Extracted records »
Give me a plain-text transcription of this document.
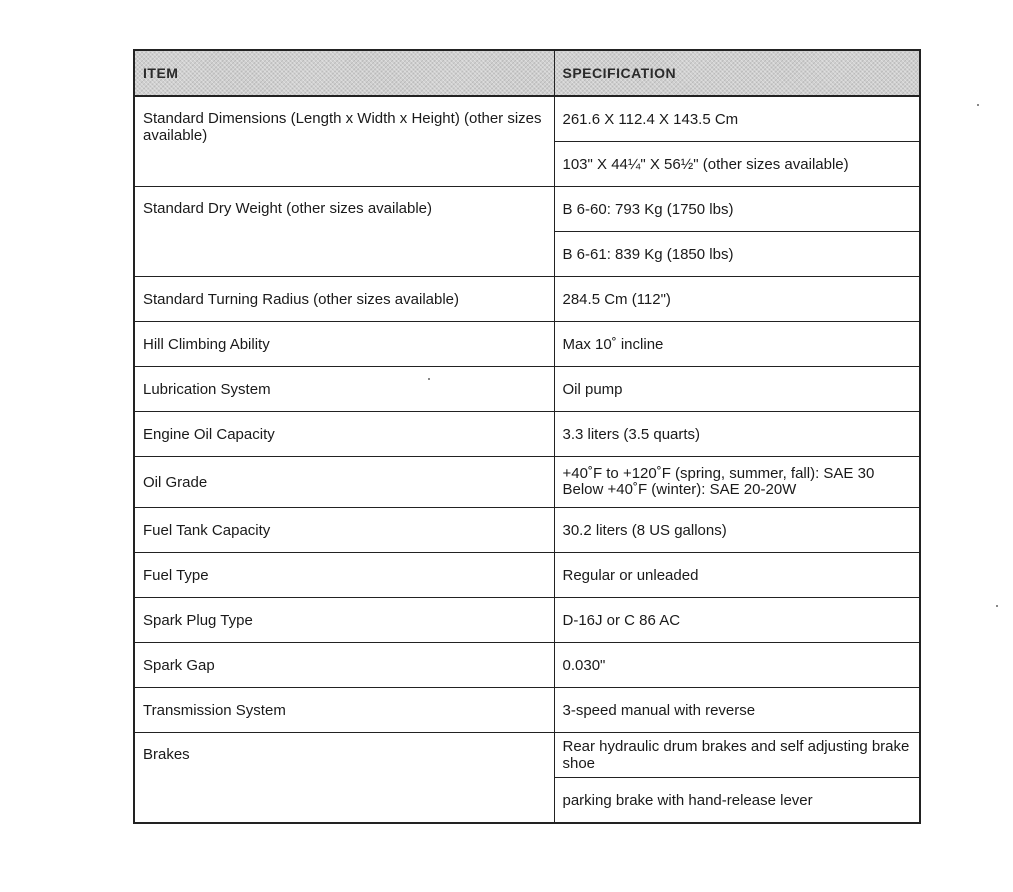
ITEM	SPECIFICATION
Standard Dimensions (Length x Width x Height) (other sizes available)	261.6 X 112.4 X 143.5 Cm
	103" X 44¼" X 56½" (other sizes available)
Standard Dry Weight (other sizes available)	B 6-60: 793 Kg (1750 lbs)
	B 6-61: 839 Kg (1850 lbs)
Standard Turning Radius (other sizes available)	284.5 Cm (112")
Hill Climbing Ability	Max 10˚ incline
Lubrication System	Oil pump
Engine Oil Capacity	3.3 liters (3.5 quarts)
Oil Grade	+40˚F to +120˚F (spring, summer, fall): SAE 30
Below +40˚F (winter): SAE 20-20W
Fuel Tank Capacity	30.2 liters (8 US gallons)
Fuel Type	Regular or unleaded
Spark Plug Type	D-16J or C 86 AC
Spark Gap	0.030"
Transmission System	3-speed manual with reverse
Brakes	Rear hydraulic drum brakes and self adjusting brake shoe
	parking brake with hand-release lever
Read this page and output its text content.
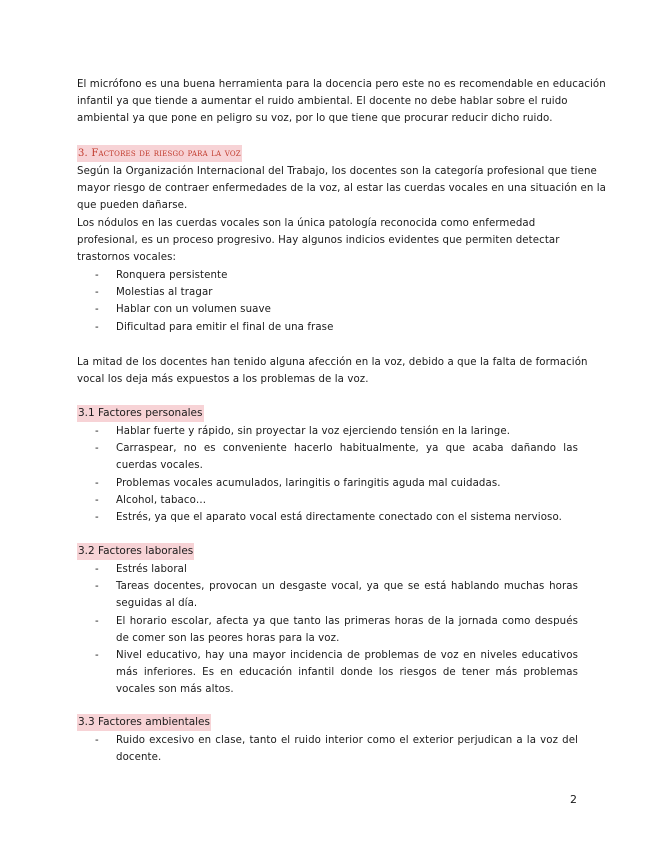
El micrófono es una buena herramienta para la docencia pero este no es recomendable en educación
infantil ya que tiende a aumentar el ruido ambiental. El docente no debe hablar sobre el ruido
ambiental ya que pone en peligro su voz, por lo que tiene que procurar reducir dicho ruido.
3. Factores de riesgo para la voz
Según la Organización Internacional del Trabajo, los docentes son la categoría profesional que tiene
mayor riesgo de contraer enfermedades de la voz, al estar las cuerdas vocales en una situación en la
que pueden dañarse.
Los nódulos en las cuerdas vocales son la única patología reconocida como enfermedad
profesional, es un proceso progresivo. Hay algunos indicios evidentes que permiten detectar
trastornos vocales:
- Ronquera persistente
- Molestias al tragar
- Hablar con un volumen suave
- Dificultad para emitir el final de una frase
La mitad de los docentes han tenido alguna afección en la voz, debido a que la falta de formación
vocal los deja más expuestos a los problemas de la voz.
3.1 Factores personales
- Hablar fuerte y rápido, sin proyectar la voz ejerciendo tensión en la laringe.
- Carraspear, no es conveniente hacerlo habitualmente, ya que acaba dañando las cuerdas vocales.
- Problemas vocales acumulados, laringitis o faringitis aguda mal cuidadas.
- Alcohol, tabaco…
- Estrés, ya que el aparato vocal está directamente conectado con el sistema nervioso.
3.2 Factores laborales
- Estrés laboral
- Tareas docentes, provocan un desgaste vocal, ya que se está hablando muchas horas seguidas al día.
- El horario escolar, afecta ya que tanto las primeras horas de la jornada como después de comer son las peores horas para la voz.
- Nivel educativo, hay una mayor incidencia de problemas de voz en niveles educativos más inferiores. Es en educación infantil donde los riesgos de tener más problemas vocales son más altos.
3.3 Factores ambientales
- Ruido excesivo en clase, tanto el ruido interior como el exterior perjudican a la voz del docente.
2
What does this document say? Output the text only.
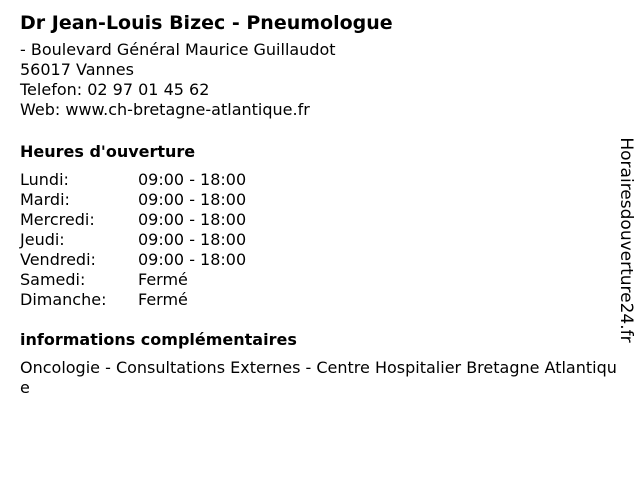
Dr Jean-Louis Bizec - Pneumologue
- Boulevard Général Maurice Guillaudot
56017 Vannes
Telefon: 02 97 01 45 62
Web: www.ch-bretagne-atlantique.fr
Heures d'ouverture
Lundi:	09:00 - 18:00
Mardi:	09:00 - 18:00
Mercredi:	09:00 - 18:00
Jeudi:	09:00 - 18:00
Vendredi:	09:00 - 18:00
Samedi:	Fermé
Dimanche:	Fermé
informations complémentaires
Oncologie - Consultations Externes - Centre Hospitalier Bretagne Atlantique
Horairesdouverture24.fr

Work to do » The data should be printed again unchanged; leave its pictures out.

Answer for this exercise »
Give me a plain-text transcription of this document.
ITEM	SPECIFICATION
Standard Dimensions (Length x Width x Height) (other sizes available)	261.6 X 112.4 X 143.5 Cm
	103" X 44¼" X 56½" (other sizes available)
Standard Dry Weight (other sizes available)	B 6-60: 793 Kg (1750 lbs)
	B 6-61: 839 Kg (1850 lbs)
Standard Turning Radius (other sizes available)	284.5 Cm (112")
Hill Climbing Ability	Max 10˚ incline
Lubrication System	Oil pump
Engine Oil Capacity	3.3 liters (3.5 quarts)
Oil Grade	+40˚F to +120˚F (spring, summer, fall): SAE 30
Below +40˚F (winter): SAE 20-20W
Fuel Tank Capacity	30.2 liters (8 US gallons)
Fuel Type	Regular or unleaded
Spark Plug Type	D-16J or C 86 AC
Spark Gap	0.030"
Transmission System	3-speed manual with reverse
Brakes	Rear hydraulic drum brakes and self adjusting brake shoe
	parking brake with hand-release lever
Read this page and output its text content.
El micrófono es una buena herramienta para la docencia pero este no es recomendable en educación
infantil ya que tiende a aumentar el ruido ambiental. El docente no debe hablar sobre el ruido
ambiental ya que pone en peligro su voz, por lo que tiene que procurar reducir dicho ruido.
3. Factores de riesgo para la voz
Según la Organización Internacional del Trabajo, los docentes son la categoría profesional que tiene
mayor riesgo de contraer enfermedades de la voz, al estar las cuerdas vocales en una situación en la
que pueden dañarse.
Los nódulos en las cuerdas vocales son la única patología reconocida como enfermedad
profesional, es un proceso progresivo. Hay algunos indicios evidentes que permiten detectar
trastornos vocales:
- Ronquera persistente
- Molestias al tragar
- Hablar con un volumen suave
- Dificultad para emitir el final de una frase
La mitad de los docentes han tenido alguna afección en la voz, debido a que la falta de formación
vocal los deja más expuestos a los problemas de la voz.
3.1 Factores personales
- Hablar fuerte y rápido, sin proyectar la voz ejerciendo tensión en la laringe.
- Carraspear, no es conveniente hacerlo habitualmente, ya que acaba dañando las cuerdas vocales.
- Problemas vocales acumulados, laringitis o faringitis aguda mal cuidadas.
- Alcohol, tabaco…
- Estrés, ya que el aparato vocal está directamente conectado con el sistema nervioso.
3.2 Factores laborales
- Estrés laboral
- Tareas docentes, provocan un desgaste vocal, ya que se está hablando muchas horas seguidas al día.
- El horario escolar, afecta ya que tanto las primeras horas de la jornada como después de comer son las peores horas para la voz.
- Nivel educativo, hay una mayor incidencia de problemas de voz en niveles educativos más inferiores. Es en educación infantil donde los riesgos de tener más problemas vocales son más altos.
3.3 Factores ambientales
- Ruido excesivo en clase, tanto el ruido interior como el exterior perjudican a la voz del docente.
2
What does this document say? Output the text only.
Dr Jean-Louis Bizec - Pneumologue
- Boulevard Général Maurice Guillaudot
56017 Vannes
Telefon: 02 97 01 45 62
Web: www.ch-bretagne-atlantique.fr
Heures d'ouverture
Lundi:	09:00 - 18:00
Mardi:	09:00 - 18:00
Mercredi:	09:00 - 18:00
Jeudi:	09:00 - 18:00
Vendredi:	09:00 - 18:00
Samedi:	Fermé
Dimanche:	Fermé
informations complémentaires
Oncologie - Consultations Externes - Centre Hospitalier Bretagne Atlantique
Horairesdouverture24.fr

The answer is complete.